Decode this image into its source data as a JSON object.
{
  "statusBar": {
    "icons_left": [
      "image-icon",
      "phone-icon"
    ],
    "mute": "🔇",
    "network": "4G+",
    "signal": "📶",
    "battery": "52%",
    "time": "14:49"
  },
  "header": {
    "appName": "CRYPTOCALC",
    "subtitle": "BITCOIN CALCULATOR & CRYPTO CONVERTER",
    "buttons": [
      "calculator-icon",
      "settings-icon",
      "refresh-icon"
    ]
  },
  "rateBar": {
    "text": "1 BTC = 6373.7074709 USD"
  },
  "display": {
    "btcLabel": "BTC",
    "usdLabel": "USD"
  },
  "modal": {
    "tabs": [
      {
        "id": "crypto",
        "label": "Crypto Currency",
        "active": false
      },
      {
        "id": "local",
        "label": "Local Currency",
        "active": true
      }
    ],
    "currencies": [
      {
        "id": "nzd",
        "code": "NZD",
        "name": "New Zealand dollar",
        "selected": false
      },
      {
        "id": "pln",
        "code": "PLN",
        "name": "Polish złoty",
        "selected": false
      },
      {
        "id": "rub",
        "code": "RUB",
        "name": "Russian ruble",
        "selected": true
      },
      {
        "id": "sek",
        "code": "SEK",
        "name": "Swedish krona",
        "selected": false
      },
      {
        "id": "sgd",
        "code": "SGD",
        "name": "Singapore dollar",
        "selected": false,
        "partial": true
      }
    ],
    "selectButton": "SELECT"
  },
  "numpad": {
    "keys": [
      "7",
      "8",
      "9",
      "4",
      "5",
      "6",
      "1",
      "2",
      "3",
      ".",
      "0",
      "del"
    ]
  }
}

========================================

**Set task**: How many lines of the records contain the string "dollar"? Respond with the number alone.

**Response to this exercise**: 2